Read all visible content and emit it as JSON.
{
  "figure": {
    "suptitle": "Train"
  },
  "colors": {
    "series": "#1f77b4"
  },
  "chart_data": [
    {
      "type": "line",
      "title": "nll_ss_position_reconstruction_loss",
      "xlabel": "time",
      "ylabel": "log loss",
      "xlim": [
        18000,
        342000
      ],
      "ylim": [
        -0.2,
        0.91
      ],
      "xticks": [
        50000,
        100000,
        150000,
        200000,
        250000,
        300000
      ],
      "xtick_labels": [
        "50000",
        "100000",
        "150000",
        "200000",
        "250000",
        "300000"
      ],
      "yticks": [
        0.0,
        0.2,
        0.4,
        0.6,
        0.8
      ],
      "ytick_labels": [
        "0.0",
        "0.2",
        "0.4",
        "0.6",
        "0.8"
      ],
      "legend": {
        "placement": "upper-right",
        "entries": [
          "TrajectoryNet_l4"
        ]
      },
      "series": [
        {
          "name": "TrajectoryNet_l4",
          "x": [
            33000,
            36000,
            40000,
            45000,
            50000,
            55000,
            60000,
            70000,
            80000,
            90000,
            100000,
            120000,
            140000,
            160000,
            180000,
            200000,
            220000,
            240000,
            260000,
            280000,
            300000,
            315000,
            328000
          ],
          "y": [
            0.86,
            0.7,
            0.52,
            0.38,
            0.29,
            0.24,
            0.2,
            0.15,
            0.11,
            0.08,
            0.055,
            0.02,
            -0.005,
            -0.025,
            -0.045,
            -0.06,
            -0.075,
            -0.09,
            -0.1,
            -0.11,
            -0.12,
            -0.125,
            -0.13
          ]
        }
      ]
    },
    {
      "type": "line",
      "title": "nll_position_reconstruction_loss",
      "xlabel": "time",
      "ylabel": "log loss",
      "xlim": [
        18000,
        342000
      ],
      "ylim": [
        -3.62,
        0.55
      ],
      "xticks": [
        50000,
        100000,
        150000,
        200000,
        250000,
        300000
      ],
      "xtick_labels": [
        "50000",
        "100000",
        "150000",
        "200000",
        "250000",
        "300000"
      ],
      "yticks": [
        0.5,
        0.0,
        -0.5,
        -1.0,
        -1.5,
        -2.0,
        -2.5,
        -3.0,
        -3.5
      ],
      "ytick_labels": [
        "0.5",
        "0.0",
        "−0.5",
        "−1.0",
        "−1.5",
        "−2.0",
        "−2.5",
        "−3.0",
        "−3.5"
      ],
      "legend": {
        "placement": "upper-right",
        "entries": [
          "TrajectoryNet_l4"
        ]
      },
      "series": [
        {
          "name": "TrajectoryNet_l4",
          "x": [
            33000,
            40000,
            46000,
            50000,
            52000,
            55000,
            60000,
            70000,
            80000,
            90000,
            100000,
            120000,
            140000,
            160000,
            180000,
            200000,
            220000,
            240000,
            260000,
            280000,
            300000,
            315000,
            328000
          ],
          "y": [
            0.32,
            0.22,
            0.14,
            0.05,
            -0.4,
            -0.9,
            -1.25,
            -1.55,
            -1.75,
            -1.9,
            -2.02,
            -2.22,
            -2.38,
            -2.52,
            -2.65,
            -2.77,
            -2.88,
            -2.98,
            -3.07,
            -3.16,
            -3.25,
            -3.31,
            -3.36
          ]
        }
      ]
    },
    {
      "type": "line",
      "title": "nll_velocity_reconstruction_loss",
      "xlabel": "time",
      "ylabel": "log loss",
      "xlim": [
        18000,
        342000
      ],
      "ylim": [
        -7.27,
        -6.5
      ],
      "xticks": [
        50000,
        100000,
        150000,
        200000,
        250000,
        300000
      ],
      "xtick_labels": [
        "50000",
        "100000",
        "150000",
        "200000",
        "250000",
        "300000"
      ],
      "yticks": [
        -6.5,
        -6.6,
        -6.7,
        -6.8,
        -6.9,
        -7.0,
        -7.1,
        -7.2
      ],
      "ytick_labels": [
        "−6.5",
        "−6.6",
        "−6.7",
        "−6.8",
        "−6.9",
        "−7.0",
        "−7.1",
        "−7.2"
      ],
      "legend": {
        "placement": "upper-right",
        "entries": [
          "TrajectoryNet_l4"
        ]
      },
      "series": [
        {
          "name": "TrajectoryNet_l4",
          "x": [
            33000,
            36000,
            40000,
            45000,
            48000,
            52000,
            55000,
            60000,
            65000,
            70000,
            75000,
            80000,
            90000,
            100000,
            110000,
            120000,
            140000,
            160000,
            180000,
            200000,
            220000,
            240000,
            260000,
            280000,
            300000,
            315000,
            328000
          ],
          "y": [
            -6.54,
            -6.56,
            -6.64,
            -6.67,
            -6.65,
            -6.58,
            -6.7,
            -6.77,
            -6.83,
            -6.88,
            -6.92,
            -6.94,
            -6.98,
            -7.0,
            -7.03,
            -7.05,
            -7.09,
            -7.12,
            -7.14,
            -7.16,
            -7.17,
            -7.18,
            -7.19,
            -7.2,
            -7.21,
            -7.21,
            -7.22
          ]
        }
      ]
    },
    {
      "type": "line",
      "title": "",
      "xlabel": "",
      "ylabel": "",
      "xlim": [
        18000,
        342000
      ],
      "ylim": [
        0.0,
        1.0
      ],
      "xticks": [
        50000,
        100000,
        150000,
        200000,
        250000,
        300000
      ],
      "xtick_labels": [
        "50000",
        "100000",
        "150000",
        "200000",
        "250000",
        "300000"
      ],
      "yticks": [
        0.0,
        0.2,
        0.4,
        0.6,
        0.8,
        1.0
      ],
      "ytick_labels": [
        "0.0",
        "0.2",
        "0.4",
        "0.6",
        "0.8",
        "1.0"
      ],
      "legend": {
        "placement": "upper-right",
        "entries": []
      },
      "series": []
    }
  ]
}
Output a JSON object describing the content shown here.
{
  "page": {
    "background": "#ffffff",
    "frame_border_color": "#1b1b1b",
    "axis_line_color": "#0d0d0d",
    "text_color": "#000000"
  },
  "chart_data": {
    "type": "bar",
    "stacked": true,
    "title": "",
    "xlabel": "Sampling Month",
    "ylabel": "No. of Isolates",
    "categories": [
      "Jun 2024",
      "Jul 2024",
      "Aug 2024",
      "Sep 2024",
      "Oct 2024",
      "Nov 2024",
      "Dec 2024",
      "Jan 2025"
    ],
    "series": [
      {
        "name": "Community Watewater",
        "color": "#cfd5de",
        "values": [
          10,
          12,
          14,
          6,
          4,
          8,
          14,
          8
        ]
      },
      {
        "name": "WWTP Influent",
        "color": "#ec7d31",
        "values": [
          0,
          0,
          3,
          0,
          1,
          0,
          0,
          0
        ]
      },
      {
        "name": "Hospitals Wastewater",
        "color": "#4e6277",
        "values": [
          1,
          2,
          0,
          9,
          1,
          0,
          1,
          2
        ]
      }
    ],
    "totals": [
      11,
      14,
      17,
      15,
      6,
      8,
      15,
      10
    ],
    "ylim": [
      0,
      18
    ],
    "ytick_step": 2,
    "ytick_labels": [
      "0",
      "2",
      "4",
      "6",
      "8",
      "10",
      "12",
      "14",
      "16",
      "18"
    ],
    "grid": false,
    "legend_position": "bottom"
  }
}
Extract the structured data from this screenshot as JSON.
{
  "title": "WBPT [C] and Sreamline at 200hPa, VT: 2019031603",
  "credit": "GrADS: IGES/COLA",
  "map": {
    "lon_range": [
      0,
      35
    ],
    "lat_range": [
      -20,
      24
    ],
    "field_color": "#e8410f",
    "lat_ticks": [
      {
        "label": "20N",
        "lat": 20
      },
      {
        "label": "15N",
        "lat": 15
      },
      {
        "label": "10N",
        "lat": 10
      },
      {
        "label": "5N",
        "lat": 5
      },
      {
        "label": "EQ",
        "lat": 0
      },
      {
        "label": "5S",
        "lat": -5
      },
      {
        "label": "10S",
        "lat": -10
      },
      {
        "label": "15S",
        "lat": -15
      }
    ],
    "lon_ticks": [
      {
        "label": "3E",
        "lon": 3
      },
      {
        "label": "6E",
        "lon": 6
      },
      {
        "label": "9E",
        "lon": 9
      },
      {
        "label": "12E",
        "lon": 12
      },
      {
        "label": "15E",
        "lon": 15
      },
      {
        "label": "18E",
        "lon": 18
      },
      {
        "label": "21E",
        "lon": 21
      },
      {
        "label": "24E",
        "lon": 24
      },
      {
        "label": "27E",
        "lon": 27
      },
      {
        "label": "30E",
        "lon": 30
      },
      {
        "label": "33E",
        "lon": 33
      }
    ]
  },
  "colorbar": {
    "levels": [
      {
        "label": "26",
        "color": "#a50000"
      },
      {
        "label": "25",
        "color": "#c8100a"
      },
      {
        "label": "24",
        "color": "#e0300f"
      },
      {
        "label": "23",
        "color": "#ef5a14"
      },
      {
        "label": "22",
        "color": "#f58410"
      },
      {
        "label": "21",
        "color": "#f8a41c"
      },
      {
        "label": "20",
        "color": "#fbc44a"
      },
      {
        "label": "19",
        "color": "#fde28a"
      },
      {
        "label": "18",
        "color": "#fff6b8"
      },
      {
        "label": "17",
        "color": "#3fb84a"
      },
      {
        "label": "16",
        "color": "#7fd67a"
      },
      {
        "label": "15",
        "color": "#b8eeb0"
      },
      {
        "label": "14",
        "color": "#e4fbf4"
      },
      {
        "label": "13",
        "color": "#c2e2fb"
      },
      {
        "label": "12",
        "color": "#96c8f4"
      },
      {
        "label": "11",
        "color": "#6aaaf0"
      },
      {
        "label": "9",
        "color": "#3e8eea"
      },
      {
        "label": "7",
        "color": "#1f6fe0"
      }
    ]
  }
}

______

**Task objective**
Among the lines above, how many contain the string "JSON"? State the number alone.

**Worked answer**
3